▸ INPUT RECORDS:
▬▬▬▬▬▬
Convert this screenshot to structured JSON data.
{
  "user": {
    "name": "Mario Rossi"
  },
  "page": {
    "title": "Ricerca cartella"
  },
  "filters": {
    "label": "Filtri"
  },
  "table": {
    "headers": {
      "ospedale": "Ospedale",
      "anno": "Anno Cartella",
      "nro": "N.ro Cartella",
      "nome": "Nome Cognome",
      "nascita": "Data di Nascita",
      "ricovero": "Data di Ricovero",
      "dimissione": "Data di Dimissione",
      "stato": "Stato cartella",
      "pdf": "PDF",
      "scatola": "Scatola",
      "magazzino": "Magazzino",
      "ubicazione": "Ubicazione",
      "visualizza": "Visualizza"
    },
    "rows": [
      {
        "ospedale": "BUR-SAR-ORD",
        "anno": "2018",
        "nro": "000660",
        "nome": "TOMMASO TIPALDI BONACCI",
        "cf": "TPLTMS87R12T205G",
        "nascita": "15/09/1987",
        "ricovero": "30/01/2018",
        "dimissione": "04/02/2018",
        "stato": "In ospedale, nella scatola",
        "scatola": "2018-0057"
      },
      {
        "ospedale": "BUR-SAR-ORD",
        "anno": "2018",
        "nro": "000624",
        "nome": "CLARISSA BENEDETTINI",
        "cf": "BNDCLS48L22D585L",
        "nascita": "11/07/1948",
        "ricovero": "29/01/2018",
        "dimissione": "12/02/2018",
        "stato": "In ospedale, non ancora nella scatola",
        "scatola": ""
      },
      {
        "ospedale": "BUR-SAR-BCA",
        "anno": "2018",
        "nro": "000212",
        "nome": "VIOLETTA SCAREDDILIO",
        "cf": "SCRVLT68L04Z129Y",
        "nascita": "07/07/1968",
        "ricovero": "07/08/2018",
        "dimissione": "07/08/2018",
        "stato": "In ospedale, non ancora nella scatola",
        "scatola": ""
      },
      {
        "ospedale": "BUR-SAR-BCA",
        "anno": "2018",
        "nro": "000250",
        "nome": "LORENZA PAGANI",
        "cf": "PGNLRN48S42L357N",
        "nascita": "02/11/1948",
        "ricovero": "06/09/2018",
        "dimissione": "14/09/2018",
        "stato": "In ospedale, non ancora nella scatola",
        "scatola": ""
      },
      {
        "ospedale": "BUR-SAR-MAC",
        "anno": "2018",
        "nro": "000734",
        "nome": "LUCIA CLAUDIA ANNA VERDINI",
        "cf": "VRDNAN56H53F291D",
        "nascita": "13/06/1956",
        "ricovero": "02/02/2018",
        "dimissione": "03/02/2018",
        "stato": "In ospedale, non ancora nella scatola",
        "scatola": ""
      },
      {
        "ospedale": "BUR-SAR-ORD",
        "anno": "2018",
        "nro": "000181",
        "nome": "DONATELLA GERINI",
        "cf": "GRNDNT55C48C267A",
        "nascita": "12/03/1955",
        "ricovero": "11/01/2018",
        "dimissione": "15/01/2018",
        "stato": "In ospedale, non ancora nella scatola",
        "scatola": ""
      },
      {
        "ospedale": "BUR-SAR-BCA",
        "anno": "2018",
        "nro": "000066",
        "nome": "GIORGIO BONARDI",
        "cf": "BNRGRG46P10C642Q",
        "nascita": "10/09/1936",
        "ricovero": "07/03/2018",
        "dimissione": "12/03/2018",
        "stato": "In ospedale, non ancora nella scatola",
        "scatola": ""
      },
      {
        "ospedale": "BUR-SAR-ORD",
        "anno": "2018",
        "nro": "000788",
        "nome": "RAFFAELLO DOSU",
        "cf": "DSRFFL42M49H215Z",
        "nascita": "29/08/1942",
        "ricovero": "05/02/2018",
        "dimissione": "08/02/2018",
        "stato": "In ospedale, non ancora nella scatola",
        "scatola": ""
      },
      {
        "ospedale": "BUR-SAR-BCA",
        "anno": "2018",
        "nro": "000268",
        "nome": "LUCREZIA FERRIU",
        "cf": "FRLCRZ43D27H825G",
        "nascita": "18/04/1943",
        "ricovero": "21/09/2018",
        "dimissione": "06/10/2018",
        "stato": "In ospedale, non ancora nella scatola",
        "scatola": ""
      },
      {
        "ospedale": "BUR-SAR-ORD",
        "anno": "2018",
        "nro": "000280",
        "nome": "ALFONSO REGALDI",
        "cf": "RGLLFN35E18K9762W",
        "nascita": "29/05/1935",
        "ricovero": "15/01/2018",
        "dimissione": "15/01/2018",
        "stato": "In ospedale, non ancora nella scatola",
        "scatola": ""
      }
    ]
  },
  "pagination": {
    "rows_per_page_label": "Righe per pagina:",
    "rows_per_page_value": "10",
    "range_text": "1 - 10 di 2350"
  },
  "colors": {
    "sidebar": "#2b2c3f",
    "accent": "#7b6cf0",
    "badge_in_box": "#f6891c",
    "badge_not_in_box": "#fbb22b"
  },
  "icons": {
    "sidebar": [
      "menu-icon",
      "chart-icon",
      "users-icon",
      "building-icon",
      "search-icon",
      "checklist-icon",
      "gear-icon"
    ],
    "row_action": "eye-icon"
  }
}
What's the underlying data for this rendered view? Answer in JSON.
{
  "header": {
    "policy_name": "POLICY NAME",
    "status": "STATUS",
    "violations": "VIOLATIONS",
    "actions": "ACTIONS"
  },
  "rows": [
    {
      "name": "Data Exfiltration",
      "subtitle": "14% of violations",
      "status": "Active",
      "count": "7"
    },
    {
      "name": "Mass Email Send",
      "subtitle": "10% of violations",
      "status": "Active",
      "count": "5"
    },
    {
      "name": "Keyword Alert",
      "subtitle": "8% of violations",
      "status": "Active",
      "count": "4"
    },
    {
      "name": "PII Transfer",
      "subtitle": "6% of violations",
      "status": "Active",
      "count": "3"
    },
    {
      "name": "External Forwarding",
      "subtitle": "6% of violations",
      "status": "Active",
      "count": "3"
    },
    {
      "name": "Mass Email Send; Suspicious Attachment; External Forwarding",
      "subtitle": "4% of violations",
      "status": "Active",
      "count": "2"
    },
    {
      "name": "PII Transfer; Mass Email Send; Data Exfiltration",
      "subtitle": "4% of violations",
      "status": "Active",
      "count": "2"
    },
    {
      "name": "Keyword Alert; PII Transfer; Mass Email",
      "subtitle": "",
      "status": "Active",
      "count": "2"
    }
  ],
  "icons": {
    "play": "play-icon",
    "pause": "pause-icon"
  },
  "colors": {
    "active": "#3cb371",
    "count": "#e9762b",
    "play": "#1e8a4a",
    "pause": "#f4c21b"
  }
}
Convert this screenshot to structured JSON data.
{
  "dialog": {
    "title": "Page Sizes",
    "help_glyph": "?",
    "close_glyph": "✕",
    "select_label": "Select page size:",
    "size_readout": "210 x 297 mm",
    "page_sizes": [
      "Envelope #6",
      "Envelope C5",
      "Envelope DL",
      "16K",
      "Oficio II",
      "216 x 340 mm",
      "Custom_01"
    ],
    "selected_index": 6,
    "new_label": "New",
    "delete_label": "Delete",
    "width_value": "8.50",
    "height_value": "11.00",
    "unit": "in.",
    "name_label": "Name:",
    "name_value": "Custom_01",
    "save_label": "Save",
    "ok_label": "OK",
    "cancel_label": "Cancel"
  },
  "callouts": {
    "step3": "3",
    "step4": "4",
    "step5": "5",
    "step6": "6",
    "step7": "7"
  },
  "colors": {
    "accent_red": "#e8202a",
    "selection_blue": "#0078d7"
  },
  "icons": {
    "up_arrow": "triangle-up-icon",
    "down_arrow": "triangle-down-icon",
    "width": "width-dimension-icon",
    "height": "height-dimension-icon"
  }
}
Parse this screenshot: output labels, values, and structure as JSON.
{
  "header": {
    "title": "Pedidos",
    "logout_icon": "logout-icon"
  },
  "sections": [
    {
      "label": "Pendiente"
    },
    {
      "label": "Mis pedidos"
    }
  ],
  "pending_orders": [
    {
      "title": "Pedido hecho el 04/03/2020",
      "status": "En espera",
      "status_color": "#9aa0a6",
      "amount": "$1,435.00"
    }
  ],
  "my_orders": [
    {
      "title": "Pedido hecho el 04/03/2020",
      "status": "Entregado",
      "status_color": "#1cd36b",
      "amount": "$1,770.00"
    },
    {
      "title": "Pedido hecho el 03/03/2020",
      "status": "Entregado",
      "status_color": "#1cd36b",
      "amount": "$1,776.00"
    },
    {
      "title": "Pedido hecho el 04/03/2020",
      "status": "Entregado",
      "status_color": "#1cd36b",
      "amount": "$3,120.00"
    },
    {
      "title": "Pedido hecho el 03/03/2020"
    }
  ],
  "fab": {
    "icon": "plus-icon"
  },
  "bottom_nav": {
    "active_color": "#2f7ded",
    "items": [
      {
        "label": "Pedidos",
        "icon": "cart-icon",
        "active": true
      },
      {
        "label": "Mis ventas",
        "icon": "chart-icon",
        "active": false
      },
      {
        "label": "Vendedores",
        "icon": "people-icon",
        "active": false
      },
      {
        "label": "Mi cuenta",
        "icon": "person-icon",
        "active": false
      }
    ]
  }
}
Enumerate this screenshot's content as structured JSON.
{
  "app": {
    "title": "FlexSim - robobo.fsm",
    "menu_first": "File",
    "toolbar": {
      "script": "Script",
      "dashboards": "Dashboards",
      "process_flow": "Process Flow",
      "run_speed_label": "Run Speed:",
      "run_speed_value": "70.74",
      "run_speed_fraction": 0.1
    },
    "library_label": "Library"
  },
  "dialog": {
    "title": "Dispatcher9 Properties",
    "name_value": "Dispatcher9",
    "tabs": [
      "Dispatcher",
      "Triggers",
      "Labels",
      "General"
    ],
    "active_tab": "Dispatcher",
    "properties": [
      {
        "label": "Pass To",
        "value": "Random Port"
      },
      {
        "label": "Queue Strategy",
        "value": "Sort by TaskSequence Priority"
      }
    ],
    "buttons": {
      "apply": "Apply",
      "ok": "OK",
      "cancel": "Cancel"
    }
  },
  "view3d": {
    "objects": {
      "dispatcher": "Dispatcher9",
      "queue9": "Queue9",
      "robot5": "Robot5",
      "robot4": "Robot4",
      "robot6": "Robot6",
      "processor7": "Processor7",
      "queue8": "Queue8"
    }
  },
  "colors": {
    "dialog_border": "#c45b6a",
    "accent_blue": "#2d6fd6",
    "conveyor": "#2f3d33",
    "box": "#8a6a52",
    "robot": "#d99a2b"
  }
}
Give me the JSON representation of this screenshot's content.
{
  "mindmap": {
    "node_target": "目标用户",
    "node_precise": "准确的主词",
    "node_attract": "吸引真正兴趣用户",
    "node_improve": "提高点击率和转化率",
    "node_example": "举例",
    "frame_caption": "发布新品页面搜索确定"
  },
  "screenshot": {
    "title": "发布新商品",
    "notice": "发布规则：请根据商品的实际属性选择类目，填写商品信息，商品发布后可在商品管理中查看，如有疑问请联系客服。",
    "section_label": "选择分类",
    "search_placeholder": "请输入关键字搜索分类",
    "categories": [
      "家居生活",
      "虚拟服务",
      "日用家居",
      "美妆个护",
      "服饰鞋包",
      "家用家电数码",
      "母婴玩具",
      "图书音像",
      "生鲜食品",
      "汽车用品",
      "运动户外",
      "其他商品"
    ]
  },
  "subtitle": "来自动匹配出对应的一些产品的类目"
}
▬▬▬▬▬▬
▸ WHAT IS EXPECTED: Return only the number of lines in the preceding records that contain the string "content".

▸ CORRECT ANSWER: 2